__Required task__: Your task is to repeat the entries word for word while leaving out the pictures.

__Task material__:
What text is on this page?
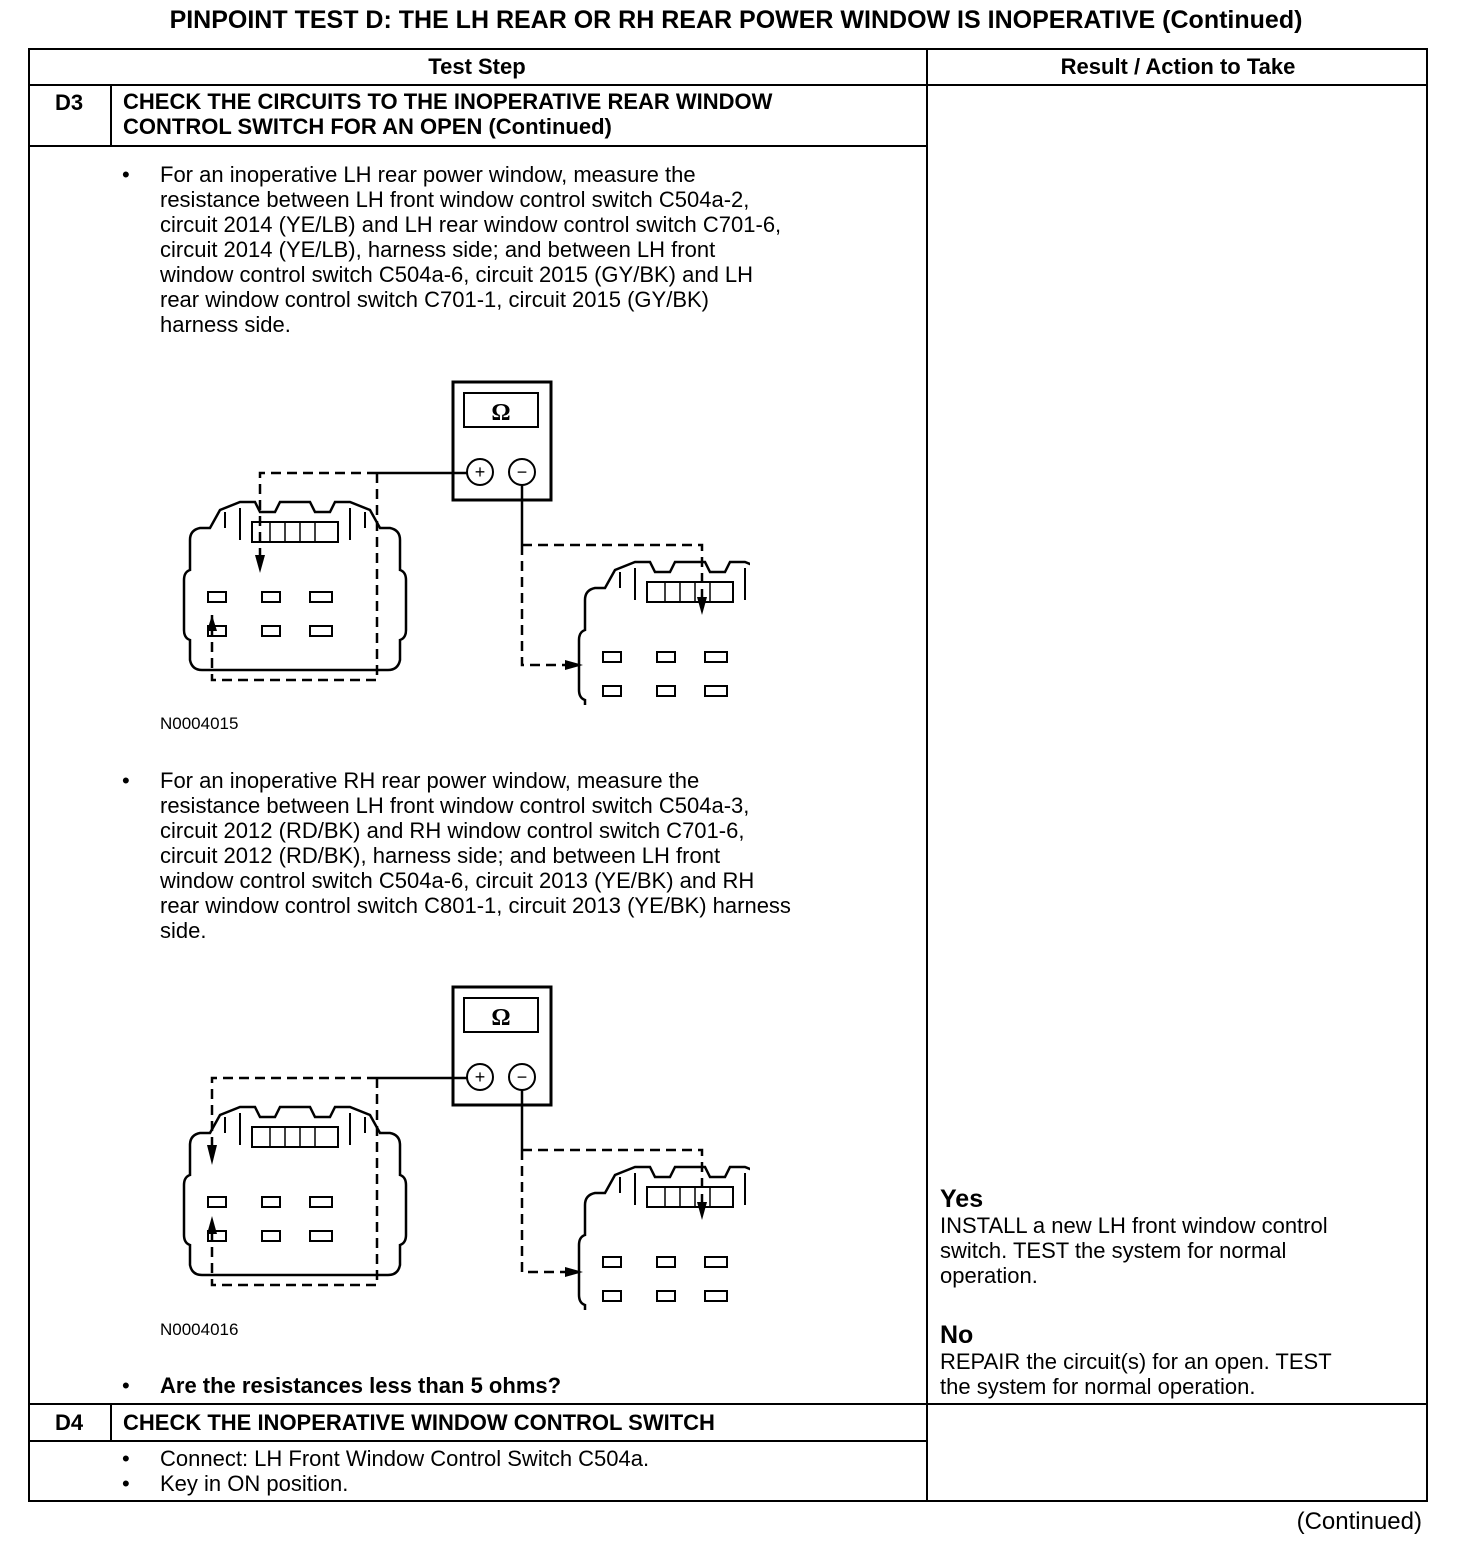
PINPOINT TEST D: THE LH REAR OR RH REAR POWER WINDOW IS INOPERATIVE (Continued)
Test Step	Result / Action to Take
D3	CHECK THE CIRCUITS TO THE INOPERATIVE REAR WINDOW
CONTROL SWITCH FOR AN OPEN (Continued)
• For an inoperative LH rear power window, measure the
resistance between LH front window control switch C504a-2,
circuit 2014 (YE/LB) and LH rear window control switch C701-6,
circuit 2014 (YE/LB), harness side; and between LH front
window control switch C504a-6, circuit 2015 (GY/BK) and LH
rear window control switch C701-1, circuit 2015 (GY/BK)
harness side.
Ω
+ −
N0004015
• For an inoperative RH rear power window, measure the
resistance between LH front window control switch C504a-3,
circuit 2012 (RD/BK) and RH window control switch C701-6,
circuit 2012 (RD/BK), harness side; and between LH front
window control switch C504a-6, circuit 2013 (YE/BK) and RH
rear window control switch C801-1, circuit 2013 (YE/BK) harness
side.
Ω
+ −
N0004016
• Are the resistances less than 5 ohms?
Yes
INSTALL a new LH front window control
switch. TEST the system for normal
operation.
No
REPAIR the circuit(s) for an open. TEST
the system for normal operation.
D4	CHECK THE INOPERATIVE WINDOW CONTROL SWITCH
• Connect: LH Front Window Control Switch C504a.
• Key in ON position.
(Continued)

__Output for this task__:
What text is on this page?
PINPOINT TEST D: THE LH REAR OR RH REAR POWER WINDOW IS INOPERATIVE (Continued)
Test Step	Result / Action to Take
D3	CHECK THE CIRCUITS TO THE INOPERATIVE REAR WINDOW
CONTROL SWITCH FOR AN OPEN (Continued)
• For an inoperative LH rear power window, measure the
resistance between LH front window control switch C504a-2,
circuit 2014 (YE/LB) and LH rear window control switch C701-6,
circuit 2014 (YE/LB), harness side; and between LH front
window control switch C504a-6, circuit 2015 (GY/BK) and LH
rear window control switch C701-1, circuit 2015 (GY/BK)
harness side.
Ω
+ −
N0004015
• For an inoperative RH rear power window, measure the
resistance between LH front window control switch C504a-3,
circuit 2012 (RD/BK) and RH window control switch C701-6,
circuit 2012 (RD/BK), harness side; and between LH front
window control switch C504a-6, circuit 2013 (YE/BK) and RH
rear window control switch C801-1, circuit 2013 (YE/BK) harness
side.
Ω
+ −
N0004016
• Are the resistances less than 5 ohms?
Yes
INSTALL a new LH front window control
switch. TEST the system for normal
operation.
No
REPAIR the circuit(s) for an open. TEST
the system for normal operation.
D4	CHECK THE INOPERATIVE WINDOW CONTROL SWITCH
• Connect: LH Front Window Control Switch C504a.
• Key in ON position.
(Continued)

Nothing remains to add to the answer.